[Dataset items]
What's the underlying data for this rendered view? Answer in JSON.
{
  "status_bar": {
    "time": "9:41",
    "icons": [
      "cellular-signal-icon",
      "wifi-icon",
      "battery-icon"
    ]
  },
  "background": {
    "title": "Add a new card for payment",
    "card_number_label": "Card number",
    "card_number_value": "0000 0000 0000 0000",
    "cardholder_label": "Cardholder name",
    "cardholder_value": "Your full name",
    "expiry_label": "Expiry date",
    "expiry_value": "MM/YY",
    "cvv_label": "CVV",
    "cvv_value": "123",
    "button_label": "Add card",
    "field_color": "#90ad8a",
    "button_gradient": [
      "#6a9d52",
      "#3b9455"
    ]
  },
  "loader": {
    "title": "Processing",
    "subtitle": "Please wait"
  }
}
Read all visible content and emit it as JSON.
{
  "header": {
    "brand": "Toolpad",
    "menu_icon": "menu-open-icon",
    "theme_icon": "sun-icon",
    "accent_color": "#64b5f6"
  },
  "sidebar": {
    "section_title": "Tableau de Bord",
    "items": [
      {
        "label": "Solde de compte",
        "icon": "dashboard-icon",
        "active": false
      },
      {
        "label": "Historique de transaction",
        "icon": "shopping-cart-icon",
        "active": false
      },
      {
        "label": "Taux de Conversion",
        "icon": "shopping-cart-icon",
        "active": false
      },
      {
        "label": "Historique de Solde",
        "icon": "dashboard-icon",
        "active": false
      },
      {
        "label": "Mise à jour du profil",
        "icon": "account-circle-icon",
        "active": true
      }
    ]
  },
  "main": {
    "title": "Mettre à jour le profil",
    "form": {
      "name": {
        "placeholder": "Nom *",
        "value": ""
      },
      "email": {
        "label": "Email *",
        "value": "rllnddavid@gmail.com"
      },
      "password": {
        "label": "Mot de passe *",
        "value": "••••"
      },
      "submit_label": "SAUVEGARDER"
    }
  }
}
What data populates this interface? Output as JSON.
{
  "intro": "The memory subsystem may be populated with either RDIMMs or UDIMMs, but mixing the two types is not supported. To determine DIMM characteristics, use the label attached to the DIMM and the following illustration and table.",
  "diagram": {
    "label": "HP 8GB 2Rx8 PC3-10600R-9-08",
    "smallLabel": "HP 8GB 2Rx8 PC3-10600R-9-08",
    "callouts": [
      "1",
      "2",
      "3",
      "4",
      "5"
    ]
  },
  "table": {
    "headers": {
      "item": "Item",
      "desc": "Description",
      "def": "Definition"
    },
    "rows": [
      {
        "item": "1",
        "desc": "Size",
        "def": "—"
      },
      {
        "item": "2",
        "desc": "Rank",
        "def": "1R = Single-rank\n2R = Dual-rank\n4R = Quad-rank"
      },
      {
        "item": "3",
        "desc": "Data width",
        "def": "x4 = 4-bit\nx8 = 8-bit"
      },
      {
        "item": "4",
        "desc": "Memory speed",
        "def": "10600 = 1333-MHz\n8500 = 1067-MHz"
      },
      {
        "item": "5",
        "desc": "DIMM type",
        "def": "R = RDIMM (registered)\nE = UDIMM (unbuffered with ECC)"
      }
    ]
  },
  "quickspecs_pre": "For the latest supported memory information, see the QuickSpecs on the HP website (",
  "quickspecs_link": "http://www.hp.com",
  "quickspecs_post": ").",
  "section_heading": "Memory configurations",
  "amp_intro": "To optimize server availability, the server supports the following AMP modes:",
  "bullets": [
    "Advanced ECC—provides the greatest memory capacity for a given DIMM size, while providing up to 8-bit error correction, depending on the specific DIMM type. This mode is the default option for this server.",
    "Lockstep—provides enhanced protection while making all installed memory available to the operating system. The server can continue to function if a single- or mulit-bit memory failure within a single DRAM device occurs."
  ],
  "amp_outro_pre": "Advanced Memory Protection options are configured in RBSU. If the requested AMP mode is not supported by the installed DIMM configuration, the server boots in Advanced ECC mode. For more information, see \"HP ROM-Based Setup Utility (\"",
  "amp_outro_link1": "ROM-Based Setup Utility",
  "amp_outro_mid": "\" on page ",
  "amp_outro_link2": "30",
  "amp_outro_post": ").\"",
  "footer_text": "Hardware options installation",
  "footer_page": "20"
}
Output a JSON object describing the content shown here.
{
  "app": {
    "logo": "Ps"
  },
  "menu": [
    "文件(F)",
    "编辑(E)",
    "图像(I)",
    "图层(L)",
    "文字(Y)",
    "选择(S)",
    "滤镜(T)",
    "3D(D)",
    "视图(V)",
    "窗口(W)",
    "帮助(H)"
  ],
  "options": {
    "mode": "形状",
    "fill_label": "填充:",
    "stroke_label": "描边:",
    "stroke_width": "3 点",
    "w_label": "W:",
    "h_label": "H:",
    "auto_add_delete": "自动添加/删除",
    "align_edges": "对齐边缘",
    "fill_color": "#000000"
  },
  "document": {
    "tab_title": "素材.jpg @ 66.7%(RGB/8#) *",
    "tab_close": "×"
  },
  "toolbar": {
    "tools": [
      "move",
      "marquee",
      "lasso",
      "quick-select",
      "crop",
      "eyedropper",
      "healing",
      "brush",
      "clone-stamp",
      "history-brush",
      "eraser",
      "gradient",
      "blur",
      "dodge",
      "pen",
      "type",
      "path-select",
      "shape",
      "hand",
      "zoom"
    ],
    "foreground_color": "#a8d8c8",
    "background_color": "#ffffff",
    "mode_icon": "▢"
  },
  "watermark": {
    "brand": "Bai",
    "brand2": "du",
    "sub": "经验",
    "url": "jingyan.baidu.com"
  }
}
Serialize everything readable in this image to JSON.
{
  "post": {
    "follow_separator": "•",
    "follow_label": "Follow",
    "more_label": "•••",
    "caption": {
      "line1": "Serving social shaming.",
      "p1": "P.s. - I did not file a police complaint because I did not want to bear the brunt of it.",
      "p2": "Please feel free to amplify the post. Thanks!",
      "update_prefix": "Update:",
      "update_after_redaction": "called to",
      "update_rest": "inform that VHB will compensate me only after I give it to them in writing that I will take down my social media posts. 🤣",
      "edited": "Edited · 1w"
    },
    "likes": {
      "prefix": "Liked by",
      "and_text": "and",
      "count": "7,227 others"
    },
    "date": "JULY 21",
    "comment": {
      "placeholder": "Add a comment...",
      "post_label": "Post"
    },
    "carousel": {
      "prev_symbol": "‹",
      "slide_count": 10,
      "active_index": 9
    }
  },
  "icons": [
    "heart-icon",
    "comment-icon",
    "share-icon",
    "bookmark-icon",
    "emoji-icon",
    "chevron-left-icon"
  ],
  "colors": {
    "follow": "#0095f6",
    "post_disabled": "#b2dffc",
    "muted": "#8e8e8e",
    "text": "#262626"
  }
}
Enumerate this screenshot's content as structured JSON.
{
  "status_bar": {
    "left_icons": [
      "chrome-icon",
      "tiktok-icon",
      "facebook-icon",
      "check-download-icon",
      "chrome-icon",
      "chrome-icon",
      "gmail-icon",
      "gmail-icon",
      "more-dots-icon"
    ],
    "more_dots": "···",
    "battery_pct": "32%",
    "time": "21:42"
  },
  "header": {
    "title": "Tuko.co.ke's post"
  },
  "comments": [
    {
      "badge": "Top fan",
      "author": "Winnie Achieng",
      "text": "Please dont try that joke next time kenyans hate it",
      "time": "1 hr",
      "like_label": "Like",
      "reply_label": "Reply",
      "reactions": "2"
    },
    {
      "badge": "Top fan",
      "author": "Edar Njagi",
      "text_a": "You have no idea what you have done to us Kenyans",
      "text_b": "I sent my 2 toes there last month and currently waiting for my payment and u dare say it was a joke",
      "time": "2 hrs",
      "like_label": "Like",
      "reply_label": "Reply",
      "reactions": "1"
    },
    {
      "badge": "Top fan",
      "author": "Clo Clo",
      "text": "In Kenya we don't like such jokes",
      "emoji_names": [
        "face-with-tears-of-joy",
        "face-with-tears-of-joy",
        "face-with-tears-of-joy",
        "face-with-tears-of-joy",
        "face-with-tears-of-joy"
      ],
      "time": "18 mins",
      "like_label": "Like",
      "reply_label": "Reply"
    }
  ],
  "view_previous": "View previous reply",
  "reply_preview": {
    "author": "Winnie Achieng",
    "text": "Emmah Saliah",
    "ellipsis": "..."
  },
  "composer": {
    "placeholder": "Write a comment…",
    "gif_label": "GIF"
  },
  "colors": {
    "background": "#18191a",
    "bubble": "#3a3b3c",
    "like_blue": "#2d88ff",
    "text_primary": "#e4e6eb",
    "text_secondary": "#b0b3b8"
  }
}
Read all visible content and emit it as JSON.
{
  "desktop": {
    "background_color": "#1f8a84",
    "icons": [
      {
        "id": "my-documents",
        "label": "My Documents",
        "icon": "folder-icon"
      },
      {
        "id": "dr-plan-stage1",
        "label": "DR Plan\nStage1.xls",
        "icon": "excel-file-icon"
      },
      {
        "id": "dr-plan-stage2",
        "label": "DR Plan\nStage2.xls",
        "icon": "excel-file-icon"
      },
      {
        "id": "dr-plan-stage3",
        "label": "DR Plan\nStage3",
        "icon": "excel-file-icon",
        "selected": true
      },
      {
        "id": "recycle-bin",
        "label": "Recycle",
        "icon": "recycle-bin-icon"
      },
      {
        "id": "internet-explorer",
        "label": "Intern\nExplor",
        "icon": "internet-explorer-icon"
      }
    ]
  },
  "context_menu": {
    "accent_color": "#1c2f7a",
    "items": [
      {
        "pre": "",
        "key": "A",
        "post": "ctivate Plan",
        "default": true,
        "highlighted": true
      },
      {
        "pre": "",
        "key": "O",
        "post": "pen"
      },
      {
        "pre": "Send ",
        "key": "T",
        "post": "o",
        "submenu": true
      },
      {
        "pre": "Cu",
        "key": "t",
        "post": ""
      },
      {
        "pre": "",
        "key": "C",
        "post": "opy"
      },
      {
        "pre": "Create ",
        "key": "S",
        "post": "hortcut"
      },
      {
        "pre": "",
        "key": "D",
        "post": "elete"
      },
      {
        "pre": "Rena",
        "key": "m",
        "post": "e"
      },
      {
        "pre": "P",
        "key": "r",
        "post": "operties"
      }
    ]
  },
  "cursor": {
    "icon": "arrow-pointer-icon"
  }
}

GIVEN PROBLEM: Only the number is needed here: how many lines of the records contain "Please"?

TASK SOLUTION: 3